### Given problem
In the listing below, locate the lines that hold "image" and copy them.

Start of Extracted material

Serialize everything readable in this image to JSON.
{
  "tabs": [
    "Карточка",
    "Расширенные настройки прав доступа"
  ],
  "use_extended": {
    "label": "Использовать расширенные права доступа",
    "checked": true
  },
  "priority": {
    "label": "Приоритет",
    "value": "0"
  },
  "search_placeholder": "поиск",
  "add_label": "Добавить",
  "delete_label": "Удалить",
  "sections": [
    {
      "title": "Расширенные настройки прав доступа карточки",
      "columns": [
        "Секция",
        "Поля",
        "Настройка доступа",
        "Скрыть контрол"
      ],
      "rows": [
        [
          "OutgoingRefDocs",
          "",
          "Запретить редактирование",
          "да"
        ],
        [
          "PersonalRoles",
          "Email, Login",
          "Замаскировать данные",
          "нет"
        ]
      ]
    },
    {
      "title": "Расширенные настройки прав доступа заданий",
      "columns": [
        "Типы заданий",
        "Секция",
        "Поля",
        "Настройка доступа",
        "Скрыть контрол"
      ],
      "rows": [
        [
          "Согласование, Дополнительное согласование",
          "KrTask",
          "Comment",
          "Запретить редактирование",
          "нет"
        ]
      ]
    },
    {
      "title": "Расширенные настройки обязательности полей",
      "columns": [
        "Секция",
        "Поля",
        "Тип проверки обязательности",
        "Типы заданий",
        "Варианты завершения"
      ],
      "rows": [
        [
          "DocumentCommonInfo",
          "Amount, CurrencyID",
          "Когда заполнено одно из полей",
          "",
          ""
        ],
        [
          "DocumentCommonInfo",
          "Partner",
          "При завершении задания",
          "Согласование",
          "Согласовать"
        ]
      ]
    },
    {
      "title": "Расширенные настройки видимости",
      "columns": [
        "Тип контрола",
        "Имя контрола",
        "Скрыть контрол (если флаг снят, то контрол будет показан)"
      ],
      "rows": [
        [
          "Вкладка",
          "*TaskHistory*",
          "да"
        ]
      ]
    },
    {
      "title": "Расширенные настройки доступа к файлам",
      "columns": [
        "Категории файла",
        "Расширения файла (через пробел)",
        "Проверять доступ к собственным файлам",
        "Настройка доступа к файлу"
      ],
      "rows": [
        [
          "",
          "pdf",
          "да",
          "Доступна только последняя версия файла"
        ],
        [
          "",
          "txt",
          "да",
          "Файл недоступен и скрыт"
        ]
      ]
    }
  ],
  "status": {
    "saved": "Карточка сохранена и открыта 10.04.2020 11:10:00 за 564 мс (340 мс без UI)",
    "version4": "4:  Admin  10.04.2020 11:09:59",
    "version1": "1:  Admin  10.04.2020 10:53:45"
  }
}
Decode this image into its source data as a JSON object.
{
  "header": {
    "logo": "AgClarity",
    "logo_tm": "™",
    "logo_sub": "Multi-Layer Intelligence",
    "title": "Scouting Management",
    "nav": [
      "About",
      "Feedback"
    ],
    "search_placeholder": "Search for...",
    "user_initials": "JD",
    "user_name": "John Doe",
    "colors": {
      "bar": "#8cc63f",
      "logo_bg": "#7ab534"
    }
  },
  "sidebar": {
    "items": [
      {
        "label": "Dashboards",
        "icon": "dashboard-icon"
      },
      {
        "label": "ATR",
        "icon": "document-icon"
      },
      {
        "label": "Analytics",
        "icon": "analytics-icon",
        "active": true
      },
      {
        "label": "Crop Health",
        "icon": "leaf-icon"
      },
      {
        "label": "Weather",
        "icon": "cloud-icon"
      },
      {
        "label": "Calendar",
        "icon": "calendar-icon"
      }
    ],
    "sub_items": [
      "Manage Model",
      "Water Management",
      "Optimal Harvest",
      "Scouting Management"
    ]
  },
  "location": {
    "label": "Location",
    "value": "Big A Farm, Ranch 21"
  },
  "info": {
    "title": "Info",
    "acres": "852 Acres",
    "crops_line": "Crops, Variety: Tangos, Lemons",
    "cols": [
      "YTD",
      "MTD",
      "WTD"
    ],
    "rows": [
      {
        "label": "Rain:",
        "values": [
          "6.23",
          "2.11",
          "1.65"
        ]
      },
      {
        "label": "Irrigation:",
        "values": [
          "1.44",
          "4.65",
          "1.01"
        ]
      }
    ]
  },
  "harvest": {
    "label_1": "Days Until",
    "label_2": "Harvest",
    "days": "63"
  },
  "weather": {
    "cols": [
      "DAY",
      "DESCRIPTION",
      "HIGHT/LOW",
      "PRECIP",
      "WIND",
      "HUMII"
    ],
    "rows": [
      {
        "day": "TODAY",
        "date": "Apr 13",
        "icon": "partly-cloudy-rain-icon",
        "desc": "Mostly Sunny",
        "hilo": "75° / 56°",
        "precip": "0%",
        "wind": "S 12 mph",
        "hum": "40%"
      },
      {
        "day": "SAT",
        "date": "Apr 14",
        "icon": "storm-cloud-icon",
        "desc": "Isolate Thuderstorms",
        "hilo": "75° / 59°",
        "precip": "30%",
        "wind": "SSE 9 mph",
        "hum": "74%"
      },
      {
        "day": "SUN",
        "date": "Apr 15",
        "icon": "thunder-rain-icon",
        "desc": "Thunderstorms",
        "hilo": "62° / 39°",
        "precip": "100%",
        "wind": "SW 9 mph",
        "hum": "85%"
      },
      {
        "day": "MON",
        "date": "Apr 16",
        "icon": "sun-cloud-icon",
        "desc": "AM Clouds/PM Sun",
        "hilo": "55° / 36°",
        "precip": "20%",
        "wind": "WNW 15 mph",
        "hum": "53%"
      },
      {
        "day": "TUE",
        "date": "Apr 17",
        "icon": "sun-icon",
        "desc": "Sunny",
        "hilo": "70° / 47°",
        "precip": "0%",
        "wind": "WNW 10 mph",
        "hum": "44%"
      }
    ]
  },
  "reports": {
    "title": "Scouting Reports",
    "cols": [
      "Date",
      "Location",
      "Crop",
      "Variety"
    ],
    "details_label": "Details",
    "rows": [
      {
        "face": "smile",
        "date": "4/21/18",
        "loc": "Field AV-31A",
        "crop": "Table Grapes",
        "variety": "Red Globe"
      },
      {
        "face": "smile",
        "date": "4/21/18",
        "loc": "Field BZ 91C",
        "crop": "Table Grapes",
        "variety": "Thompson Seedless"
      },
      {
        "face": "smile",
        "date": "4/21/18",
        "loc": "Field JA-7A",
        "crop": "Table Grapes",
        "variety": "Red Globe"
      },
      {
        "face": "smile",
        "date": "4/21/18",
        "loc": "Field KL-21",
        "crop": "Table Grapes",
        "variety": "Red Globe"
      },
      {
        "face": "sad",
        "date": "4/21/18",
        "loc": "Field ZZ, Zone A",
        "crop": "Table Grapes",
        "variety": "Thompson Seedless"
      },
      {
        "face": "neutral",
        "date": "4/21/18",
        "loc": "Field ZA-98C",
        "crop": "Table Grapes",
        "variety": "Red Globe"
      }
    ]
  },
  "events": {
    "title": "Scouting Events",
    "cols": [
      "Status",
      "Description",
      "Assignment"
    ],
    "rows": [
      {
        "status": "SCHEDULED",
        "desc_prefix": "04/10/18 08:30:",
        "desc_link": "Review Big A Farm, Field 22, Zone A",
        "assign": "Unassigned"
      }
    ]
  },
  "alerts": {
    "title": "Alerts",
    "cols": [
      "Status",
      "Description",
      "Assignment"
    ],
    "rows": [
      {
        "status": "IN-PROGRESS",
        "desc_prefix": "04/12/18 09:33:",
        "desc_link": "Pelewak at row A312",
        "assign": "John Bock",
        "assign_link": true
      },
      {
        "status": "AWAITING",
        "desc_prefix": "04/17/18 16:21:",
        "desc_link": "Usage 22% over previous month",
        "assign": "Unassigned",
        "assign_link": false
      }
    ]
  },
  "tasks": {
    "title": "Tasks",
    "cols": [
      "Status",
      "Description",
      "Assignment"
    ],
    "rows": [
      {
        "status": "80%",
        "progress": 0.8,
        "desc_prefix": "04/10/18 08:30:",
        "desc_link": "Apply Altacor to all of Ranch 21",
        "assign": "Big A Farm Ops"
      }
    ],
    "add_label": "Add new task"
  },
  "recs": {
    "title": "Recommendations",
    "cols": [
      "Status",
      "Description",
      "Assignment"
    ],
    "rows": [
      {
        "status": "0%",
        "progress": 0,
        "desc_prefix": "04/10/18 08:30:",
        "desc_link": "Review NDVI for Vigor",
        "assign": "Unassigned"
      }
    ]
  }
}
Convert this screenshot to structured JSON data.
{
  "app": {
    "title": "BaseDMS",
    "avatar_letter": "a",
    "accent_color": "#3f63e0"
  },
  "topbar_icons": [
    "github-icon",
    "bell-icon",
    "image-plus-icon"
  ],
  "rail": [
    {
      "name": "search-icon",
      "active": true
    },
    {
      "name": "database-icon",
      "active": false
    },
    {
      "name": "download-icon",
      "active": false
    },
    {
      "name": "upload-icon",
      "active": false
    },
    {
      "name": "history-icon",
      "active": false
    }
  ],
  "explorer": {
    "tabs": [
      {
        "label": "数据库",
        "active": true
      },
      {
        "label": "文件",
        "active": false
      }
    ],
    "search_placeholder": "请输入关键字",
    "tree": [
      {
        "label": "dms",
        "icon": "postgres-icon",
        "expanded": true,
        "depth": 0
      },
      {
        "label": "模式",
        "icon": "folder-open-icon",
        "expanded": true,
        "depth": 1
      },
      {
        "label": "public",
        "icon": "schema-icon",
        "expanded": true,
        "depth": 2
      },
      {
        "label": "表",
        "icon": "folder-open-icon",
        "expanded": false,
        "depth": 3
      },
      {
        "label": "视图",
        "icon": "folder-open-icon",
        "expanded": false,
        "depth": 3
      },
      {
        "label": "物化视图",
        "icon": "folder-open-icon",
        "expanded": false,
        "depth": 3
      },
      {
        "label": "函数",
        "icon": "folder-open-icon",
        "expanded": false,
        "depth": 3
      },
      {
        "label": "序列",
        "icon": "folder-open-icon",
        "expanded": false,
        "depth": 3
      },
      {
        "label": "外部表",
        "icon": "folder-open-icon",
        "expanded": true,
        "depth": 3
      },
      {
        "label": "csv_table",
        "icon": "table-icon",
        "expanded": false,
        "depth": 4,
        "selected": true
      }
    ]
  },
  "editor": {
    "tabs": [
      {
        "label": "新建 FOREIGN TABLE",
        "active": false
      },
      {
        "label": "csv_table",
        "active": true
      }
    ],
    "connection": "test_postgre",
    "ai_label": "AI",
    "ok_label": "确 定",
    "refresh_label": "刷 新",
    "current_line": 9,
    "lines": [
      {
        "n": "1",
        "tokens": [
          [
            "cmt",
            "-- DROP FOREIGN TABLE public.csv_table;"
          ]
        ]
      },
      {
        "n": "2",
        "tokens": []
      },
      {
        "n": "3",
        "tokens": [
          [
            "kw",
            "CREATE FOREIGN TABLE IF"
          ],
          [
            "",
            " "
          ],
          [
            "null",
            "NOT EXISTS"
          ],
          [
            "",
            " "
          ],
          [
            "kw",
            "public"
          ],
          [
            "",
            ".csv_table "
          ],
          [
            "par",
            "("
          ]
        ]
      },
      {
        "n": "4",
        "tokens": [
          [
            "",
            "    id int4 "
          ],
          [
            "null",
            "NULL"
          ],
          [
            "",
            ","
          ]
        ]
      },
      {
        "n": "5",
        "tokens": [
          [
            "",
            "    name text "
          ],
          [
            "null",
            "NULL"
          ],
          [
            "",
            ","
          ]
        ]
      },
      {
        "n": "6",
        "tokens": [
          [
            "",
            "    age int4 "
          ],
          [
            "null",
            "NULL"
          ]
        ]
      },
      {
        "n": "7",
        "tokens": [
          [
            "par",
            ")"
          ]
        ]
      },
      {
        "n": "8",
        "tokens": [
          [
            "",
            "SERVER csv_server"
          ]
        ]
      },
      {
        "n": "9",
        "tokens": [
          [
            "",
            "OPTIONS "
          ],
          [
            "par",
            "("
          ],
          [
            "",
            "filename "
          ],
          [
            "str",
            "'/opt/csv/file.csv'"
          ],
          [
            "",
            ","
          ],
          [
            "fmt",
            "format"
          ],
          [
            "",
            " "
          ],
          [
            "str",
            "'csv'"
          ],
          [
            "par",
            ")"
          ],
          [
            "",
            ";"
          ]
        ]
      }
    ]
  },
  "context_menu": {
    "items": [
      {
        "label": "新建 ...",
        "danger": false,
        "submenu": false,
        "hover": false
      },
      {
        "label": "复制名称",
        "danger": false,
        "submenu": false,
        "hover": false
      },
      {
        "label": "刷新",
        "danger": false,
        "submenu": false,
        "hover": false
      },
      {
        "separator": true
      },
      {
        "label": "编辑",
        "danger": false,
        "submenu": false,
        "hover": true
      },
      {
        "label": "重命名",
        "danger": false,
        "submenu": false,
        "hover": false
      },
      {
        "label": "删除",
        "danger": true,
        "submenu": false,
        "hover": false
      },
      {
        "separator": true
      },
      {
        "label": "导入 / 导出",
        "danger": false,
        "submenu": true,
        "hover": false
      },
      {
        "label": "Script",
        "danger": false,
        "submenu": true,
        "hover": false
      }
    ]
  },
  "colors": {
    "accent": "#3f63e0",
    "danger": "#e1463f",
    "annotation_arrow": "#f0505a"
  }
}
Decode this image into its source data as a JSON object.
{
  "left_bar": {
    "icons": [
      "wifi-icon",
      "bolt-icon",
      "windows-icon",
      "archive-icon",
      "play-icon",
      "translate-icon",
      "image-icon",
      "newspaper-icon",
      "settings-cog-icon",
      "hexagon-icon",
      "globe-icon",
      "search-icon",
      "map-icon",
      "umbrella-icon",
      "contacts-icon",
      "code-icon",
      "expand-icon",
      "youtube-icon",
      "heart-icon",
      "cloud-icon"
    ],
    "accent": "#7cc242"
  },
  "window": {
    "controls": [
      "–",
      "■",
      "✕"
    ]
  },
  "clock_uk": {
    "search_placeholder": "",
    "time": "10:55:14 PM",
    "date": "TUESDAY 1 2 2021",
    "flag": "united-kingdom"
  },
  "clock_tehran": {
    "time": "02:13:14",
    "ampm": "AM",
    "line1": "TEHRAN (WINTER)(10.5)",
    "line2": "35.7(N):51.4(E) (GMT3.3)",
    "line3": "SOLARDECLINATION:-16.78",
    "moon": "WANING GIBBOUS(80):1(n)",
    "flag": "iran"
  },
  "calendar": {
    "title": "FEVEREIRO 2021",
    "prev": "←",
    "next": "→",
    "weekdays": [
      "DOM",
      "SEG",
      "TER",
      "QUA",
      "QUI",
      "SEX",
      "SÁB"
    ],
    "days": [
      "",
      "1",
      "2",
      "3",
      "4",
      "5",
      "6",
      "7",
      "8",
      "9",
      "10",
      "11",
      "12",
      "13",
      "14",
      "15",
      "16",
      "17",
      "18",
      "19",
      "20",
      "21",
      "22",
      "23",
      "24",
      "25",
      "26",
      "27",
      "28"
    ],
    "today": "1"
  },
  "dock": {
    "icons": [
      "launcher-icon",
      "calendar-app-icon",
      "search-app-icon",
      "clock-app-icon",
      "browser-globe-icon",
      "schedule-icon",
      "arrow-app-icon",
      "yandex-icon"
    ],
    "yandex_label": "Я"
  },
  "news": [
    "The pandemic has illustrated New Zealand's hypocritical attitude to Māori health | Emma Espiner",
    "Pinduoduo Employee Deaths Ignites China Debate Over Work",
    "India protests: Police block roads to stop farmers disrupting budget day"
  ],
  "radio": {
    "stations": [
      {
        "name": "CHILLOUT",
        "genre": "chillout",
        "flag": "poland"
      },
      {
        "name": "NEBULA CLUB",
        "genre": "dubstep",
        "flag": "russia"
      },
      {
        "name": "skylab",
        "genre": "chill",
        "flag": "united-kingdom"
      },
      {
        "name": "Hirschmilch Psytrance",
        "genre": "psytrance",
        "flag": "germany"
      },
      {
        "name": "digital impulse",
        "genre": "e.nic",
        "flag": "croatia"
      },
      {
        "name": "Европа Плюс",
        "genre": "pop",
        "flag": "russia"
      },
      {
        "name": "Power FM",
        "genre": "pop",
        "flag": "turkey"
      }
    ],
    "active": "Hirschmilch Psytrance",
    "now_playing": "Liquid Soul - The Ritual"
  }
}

End of Extracted material

### Answer to the task
Serialize everything readable in this image to JSON.
Decode this image into its source data as a JSON object.
    "image-plus-icon"
Decode this image into its source data as a JSON object.
      "image-icon",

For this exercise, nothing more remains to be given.